• **Task details**
Would it be possible to write out each entry below exactly, without the pictures?

• **Data provided**
▼

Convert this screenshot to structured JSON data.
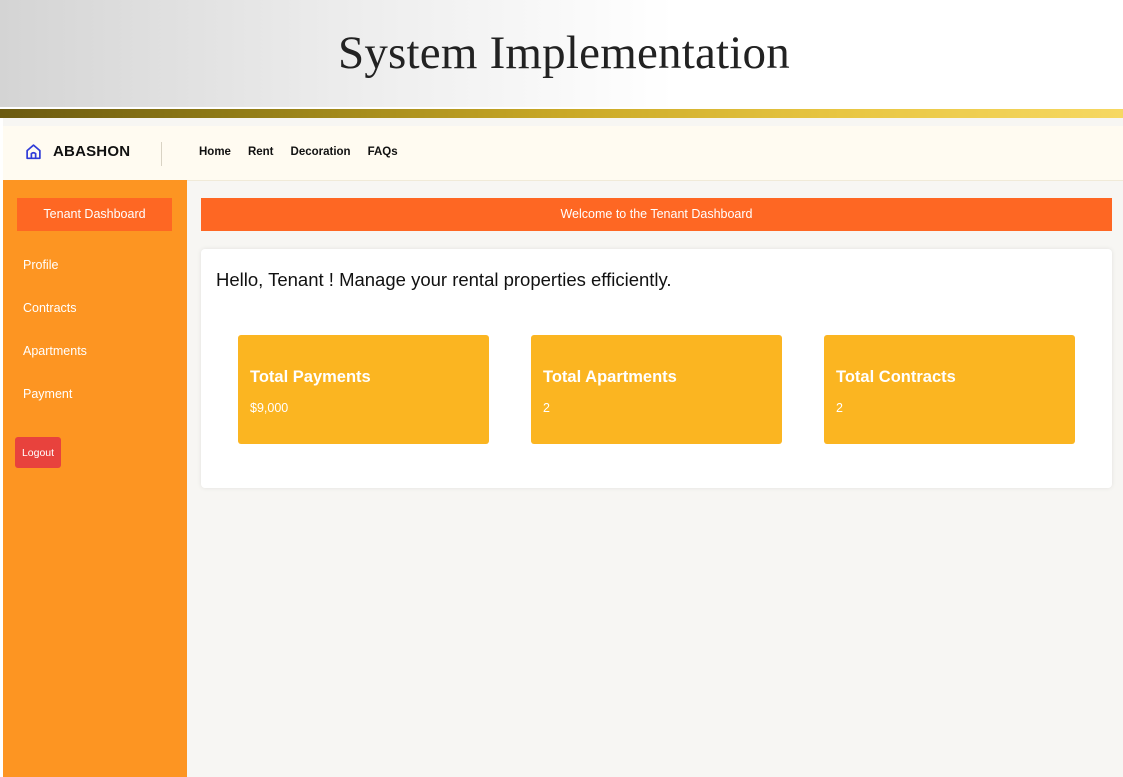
{
  "slide": {
    "title": "System Implementation"
  },
  "navbar": {
    "brand": "ABASHON",
    "links": [
      "Home",
      "Rent",
      "Decoration",
      "FAQs"
    ]
  },
  "sidebar": {
    "title": "Tenant Dashboard",
    "items": [
      "Profile",
      "Contracts",
      "Apartments",
      "Payment"
    ],
    "logout": "Logout"
  },
  "main": {
    "welcome": "Welcome to the Tenant Dashboard",
    "greeting": "Hello, Tenant ! Manage your rental properties efficiently.",
    "stats": [
      {
        "title": "Total Payments",
        "value": "$9,000"
      },
      {
        "title": "Total Apartments",
        "value": "2"
      },
      {
        "title": "Total Contracts",
        "value": "2"
      }
    ]
  },
  "colors": {
    "sidebar_bg": "#fd9522",
    "header_orange": "#fe6723",
    "stat_card": "#fbb521",
    "logout": "#e8423d",
    "brand_icon": "#2f3bd8"
  },
  "icons": {
    "brand": "house-outline-icon"
  }
}
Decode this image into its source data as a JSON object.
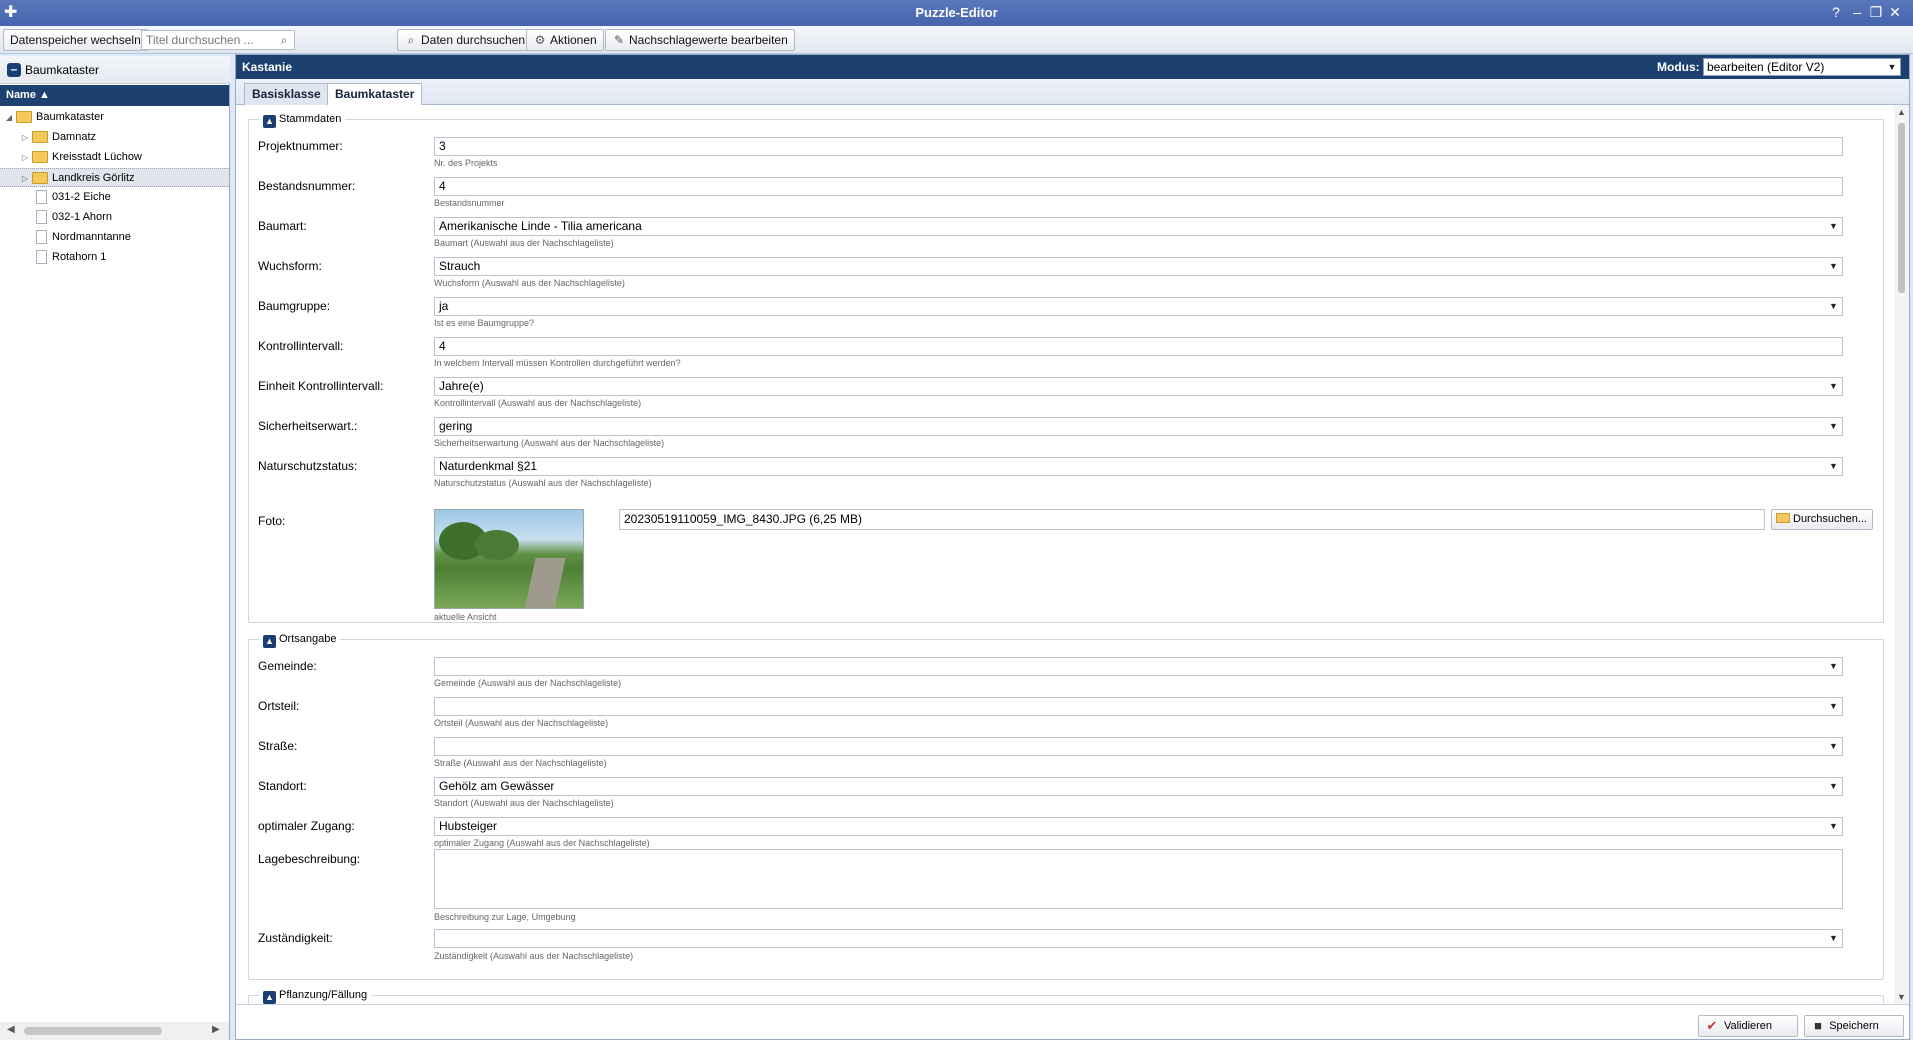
{
  "window": {
    "title": "Puzzle-Editor",
    "controls": [
      "?",
      "–",
      "❐",
      "✕"
    ]
  },
  "toolbar": {
    "switch_store": "Datenspeicher wechseln",
    "search_placeholder": "Titel durchsuchen ...",
    "search_data": "Daten durchsuchen",
    "actions": "Aktionen",
    "edit_lookup": "Nachschlagewerte bearbeiten"
  },
  "left": {
    "header": "Baumkataster",
    "column": "Name ▲",
    "tree": [
      {
        "label": "Baumkataster",
        "type": "folder",
        "level": 0,
        "expanded": true
      },
      {
        "label": "Damnatz",
        "type": "folder",
        "level": 1
      },
      {
        "label": "Kreisstadt Lüchow",
        "type": "folder",
        "level": 1
      },
      {
        "label": "Landkreis Görlitz",
        "type": "folder",
        "level": 1,
        "selected": true
      },
      {
        "label": "031-2 Eiche",
        "type": "doc",
        "level": 1
      },
      {
        "label": "032-1 Ahorn",
        "type": "doc",
        "level": 1
      },
      {
        "label": "Nordmanntanne",
        "type": "doc",
        "level": 1
      },
      {
        "label": "Rotahorn 1",
        "type": "doc",
        "level": 1
      }
    ]
  },
  "main": {
    "title": "Kastanie",
    "mode_label": "Modus:",
    "mode_value": "bearbeiten (Editor V2)",
    "tabs": [
      "Basisklasse",
      "Baumkataster"
    ],
    "active_tab": 1,
    "sections": {
      "stammdaten": {
        "title": "Stammdaten",
        "fields": [
          {
            "label": "Projektnummer:",
            "value": "3",
            "hint": "Nr. des Projekts",
            "dropdown": false
          },
          {
            "label": "Bestandsnummer:",
            "value": "4",
            "hint": "Bestandsnummer",
            "dropdown": false
          },
          {
            "label": "Baumart:",
            "value": "Amerikanische Linde -  Tilia americana",
            "hint": "Baumart (Auswahl aus der Nachschlageliste)",
            "dropdown": true
          },
          {
            "label": "Wuchsform:",
            "value": "Strauch",
            "hint": "Wuchsform (Auswahl aus der Nachschlageliste)",
            "dropdown": true
          },
          {
            "label": "Baumgruppe:",
            "value": "ja",
            "hint": "Ist es eine Baumgruppe?",
            "dropdown": true
          },
          {
            "label": "Kontrollintervall:",
            "value": "4",
            "hint": "In welchem Intervall müssen Kontrollen durchgeführt werden?",
            "dropdown": false
          },
          {
            "label": "Einheit Kontrollintervall:",
            "value": "Jahre(e)",
            "hint": "Kontrollintervall (Auswahl aus der Nachschlageliste)",
            "dropdown": true
          },
          {
            "label": "Sicherheitserwart.:",
            "value": "gering",
            "hint": "Sicherheitserwartung (Auswahl aus der Nachschlageliste)",
            "dropdown": true
          },
          {
            "label": "Naturschutzstatus:",
            "value": "Naturdenkmal §21",
            "hint": "Naturschutzstatus (Auswahl aus der Nachschlageliste)",
            "dropdown": true
          }
        ],
        "photo": {
          "label": "Foto:",
          "filename": "20230519110059_IMG_8430.JPG (6,25 MB)",
          "browse": "Durchsuchen...",
          "hint": "aktuelle Ansicht"
        }
      },
      "ortsangabe": {
        "title": "Ortsangabe",
        "fields": [
          {
            "label": "Gemeinde:",
            "value": "",
            "hint": "Gemeinde (Auswahl aus der Nachschlageliste)",
            "dropdown": true
          },
          {
            "label": "Ortsteil:",
            "value": "",
            "hint": "Ortsteil (Auswahl aus der Nachschlageliste)",
            "dropdown": true
          },
          {
            "label": "Straße:",
            "value": "",
            "hint": "Straße (Auswahl aus der Nachschlageliste)",
            "dropdown": true
          },
          {
            "label": "Standort:",
            "value": "Gehölz am Gewässer",
            "hint": "Standort (Auswahl aus der Nachschlageliste)",
            "dropdown": true
          },
          {
            "label": "optimaler Zugang:",
            "value": "Hubsteiger",
            "hint": "optimaler Zugang (Auswahl aus der Nachschlageliste)",
            "dropdown": true
          }
        ],
        "lage": {
          "label": "Lagebeschreibung:",
          "value": "",
          "hint": "Beschreibung zur Lage, Umgebung"
        },
        "zust": {
          "label": "Zuständigkeit:",
          "value": "",
          "hint": "Zuständigkeit (Auswahl aus der Nachschlageliste)"
        }
      },
      "pflanzung": {
        "title": "Pflanzung/Fällung"
      }
    },
    "footer": {
      "validate": "Validieren",
      "save": "Speichern"
    }
  }
}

▲

• **Full solution**
Convert this screenshot to structured JSON data.
{
  "slide": {
    "title": "System Implementation"
  },
  "navbar": {
    "brand": "ABASHON",
    "links": [
      "Home",
      "Rent",
      "Decoration",
      "FAQs"
    ]
  },
  "sidebar": {
    "title": "Tenant Dashboard",
    "items": [
      "Profile",
      "Contracts",
      "Apartments",
      "Payment"
    ],
    "logout": "Logout"
  },
  "main": {
    "welcome": "Welcome to the Tenant Dashboard",
    "greeting": "Hello, Tenant ! Manage your rental properties efficiently.",
    "stats": [
      {
        "title": "Total Payments",
        "value": "$9,000"
      },
      {
        "title": "Total Apartments",
        "value": "2"
      },
      {
        "title": "Total Contracts",
        "value": "2"
      }
    ]
  },
  "colors": {
    "sidebar_bg": "#fd9522",
    "header_orange": "#fe6723",
    "stat_card": "#fbb521",
    "logout": "#e8423d",
    "brand_icon": "#2f3bd8"
  },
  "icons": {
    "brand": "house-outline-icon"
  }
}
Decode this image into its source data as a JSON object.
{
  "window": {
    "title": "Puzzle-Editor",
    "controls": [
      "?",
      "–",
      "❐",
      "✕"
    ]
  },
  "toolbar": {
    "switch_store": "Datenspeicher wechseln",
    "search_placeholder": "Titel durchsuchen ...",
    "search_data": "Daten durchsuchen",
    "actions": "Aktionen",
    "edit_lookup": "Nachschlagewerte bearbeiten"
  },
  "left": {
    "header": "Baumkataster",
    "column": "Name ▲",
    "tree": [
      {
        "label": "Baumkataster",
        "type": "folder",
        "level": 0,
        "expanded": true
      },
      {
        "label": "Damnatz",
        "type": "folder",
        "level": 1
      },
      {
        "label": "Kreisstadt Lüchow",
        "type": "folder",
        "level": 1
      },
      {
        "label": "Landkreis Görlitz",
        "type": "folder",
        "level": 1,
        "selected": true
      },
      {
        "label": "031-2 Eiche",
        "type": "doc",
        "level": 1
      },
      {
        "label": "032-1 Ahorn",
        "type": "doc",
        "level": 1
      },
      {
        "label": "Nordmanntanne",
        "type": "doc",
        "level": 1
      },
      {
        "label": "Rotahorn 1",
        "type": "doc",
        "level": 1
      }
    ]
  },
  "main": {
    "title": "Kastanie",
    "mode_label": "Modus:",
    "mode_value": "bearbeiten (Editor V2)",
    "tabs": [
      "Basisklasse",
      "Baumkataster"
    ],
    "active_tab": 1,
    "sections": {
      "stammdaten": {
        "title": "Stammdaten",
        "fields": [
          {
            "label": "Projektnummer:",
            "value": "3",
            "hint": "Nr. des Projekts",
            "dropdown": false
          },
          {
            "label": "Bestandsnummer:",
            "value": "4",
            "hint": "Bestandsnummer",
            "dropdown": false
          },
          {
            "label": "Baumart:",
            "value": "Amerikanische Linde -  Tilia americana",
            "hint": "Baumart (Auswahl aus der Nachschlageliste)",
            "dropdown": true
          },
          {
            "label": "Wuchsform:",
            "value": "Strauch",
            "hint": "Wuchsform (Auswahl aus der Nachschlageliste)",
            "dropdown": true
          },
          {
            "label": "Baumgruppe:",
            "value": "ja",
            "hint": "Ist es eine Baumgruppe?",
            "dropdown": true
          },
          {
            "label": "Kontrollintervall:",
            "value": "4",
            "hint": "In welchem Intervall müssen Kontrollen durchgeführt werden?",
            "dropdown": false
          },
          {
            "label": "Einheit Kontrollintervall:",
            "value": "Jahre(e)",
            "hint": "Kontrollintervall (Auswahl aus der Nachschlageliste)",
            "dropdown": true
          },
          {
            "label": "Sicherheitserwart.:",
            "value": "gering",
            "hint": "Sicherheitserwartung (Auswahl aus der Nachschlageliste)",
            "dropdown": true
          },
          {
            "label": "Naturschutzstatus:",
            "value": "Naturdenkmal §21",
            "hint": "Naturschutzstatus (Auswahl aus der Nachschlageliste)",
            "dropdown": true
          }
        ],
        "photo": {
          "label": "Foto:",
          "filename": "20230519110059_IMG_8430.JPG (6,25 MB)",
          "browse": "Durchsuchen...",
          "hint": "aktuelle Ansicht"
        }
      },
      "ortsangabe": {
        "title": "Ortsangabe",
        "fields": [
          {
            "label": "Gemeinde:",
            "value": "",
            "hint": "Gemeinde (Auswahl aus der Nachschlageliste)",
            "dropdown": true
          },
          {
            "label": "Ortsteil:",
            "value": "",
            "hint": "Ortsteil (Auswahl aus der Nachschlageliste)",
            "dropdown": true
          },
          {
            "label": "Straße:",
            "value": "",
            "hint": "Straße (Auswahl aus der Nachschlageliste)",
            "dropdown": true
          },
          {
            "label": "Standort:",
            "value": "Gehölz am Gewässer",
            "hint": "Standort (Auswahl aus der Nachschlageliste)",
            "dropdown": true
          },
          {
            "label": "optimaler Zugang:",
            "value": "Hubsteiger",
            "hint": "optimaler Zugang (Auswahl aus der Nachschlageliste)",
            "dropdown": true
          }
        ],
        "lage": {
          "label": "Lagebeschreibung:",
          "value": "",
          "hint": "Beschreibung zur Lage, Umgebung"
        },
        "zust": {
          "label": "Zuständigkeit:",
          "value": "",
          "hint": "Zuständigkeit (Auswahl aus der Nachschlageliste)"
        }
      },
      "pflanzung": {
        "title": "Pflanzung/Fällung"
      }
    },
    "footer": {
      "validate": "Validieren",
      "save": "Speichern"
    }
  }
}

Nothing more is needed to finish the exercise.